* begin EXCERPTED DATA *

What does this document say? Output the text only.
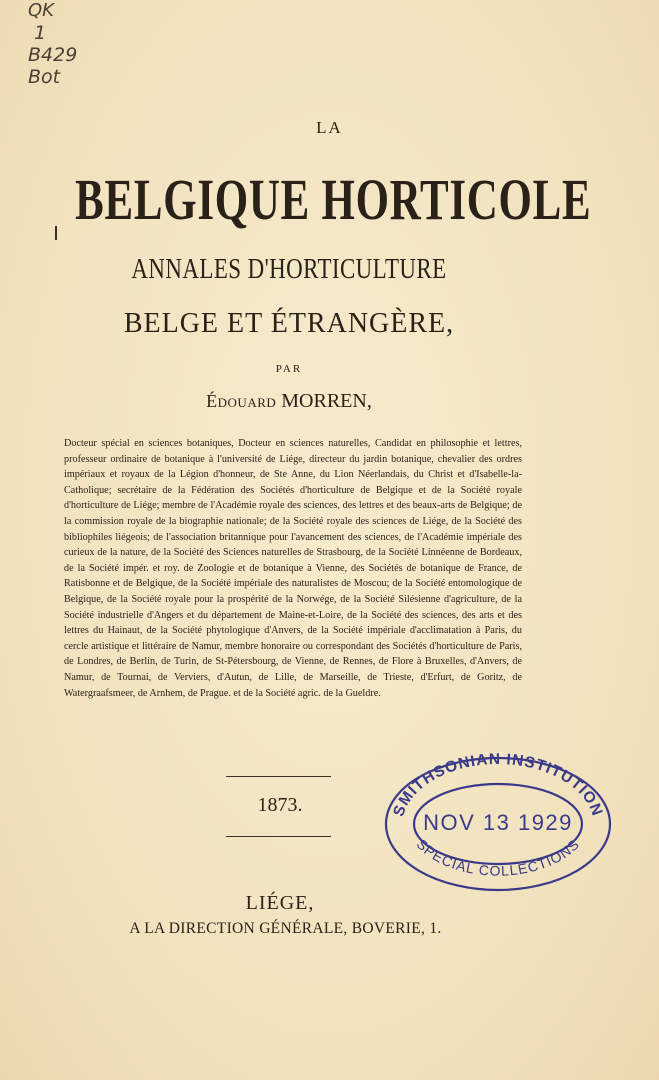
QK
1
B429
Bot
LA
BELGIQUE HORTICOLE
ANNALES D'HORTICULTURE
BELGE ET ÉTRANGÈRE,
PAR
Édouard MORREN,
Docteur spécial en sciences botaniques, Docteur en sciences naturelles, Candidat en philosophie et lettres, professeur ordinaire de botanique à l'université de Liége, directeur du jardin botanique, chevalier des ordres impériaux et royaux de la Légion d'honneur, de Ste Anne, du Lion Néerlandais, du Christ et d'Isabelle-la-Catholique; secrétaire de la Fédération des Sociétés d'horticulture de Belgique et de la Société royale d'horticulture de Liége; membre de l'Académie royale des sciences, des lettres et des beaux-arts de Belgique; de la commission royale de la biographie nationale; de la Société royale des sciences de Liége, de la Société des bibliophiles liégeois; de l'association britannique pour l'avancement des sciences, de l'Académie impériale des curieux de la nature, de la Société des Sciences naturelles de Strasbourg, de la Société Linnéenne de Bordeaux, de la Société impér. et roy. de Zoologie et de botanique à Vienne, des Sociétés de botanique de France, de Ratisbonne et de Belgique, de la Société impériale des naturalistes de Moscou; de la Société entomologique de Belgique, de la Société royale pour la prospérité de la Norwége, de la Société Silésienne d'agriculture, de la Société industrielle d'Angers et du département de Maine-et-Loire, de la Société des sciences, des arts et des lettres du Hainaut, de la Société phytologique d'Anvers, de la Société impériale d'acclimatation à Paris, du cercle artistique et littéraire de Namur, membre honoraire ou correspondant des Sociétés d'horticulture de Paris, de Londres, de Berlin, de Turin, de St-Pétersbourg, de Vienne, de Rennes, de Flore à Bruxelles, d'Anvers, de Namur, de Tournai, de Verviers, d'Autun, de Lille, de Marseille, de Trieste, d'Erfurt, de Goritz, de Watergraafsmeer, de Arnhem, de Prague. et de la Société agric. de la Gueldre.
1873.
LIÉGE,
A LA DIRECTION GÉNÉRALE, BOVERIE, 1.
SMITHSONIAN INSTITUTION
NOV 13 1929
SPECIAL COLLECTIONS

* end EXCERPTED DATA *
* begin EXCERPTED DATA *

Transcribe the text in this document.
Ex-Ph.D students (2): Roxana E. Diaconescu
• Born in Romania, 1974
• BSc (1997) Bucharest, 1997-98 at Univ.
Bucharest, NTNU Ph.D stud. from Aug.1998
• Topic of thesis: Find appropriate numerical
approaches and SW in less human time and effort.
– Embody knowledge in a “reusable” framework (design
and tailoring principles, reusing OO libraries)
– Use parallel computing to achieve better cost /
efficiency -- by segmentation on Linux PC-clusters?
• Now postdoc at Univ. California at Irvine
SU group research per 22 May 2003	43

* end EXCERPTED DATA *
* begin EXCERPTED DATA *

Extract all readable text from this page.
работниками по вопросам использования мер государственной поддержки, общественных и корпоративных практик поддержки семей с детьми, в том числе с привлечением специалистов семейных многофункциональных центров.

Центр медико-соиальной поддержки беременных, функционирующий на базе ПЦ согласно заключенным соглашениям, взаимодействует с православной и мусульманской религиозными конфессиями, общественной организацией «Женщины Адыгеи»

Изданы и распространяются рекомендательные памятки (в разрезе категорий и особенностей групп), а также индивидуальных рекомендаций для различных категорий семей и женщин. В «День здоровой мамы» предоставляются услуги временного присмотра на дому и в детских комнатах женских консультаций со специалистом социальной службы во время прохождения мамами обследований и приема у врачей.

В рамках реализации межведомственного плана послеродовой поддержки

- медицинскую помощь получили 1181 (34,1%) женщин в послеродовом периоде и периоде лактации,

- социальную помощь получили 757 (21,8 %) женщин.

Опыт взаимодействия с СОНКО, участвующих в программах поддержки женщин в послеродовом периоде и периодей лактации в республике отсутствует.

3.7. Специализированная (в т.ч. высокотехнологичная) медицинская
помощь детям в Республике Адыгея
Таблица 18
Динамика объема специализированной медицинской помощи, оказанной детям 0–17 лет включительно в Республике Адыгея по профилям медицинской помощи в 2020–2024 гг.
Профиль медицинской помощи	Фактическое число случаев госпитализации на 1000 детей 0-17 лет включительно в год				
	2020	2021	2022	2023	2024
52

* end EXCERPTED DATA *

**SHORT PROBLEM**
Pull out each line of the records holding the string "this".

**RESULT OF THE EXERCISE**
What does this document say? Output the text only.
Transcribe the text in this document.
Extract all readable text from this page.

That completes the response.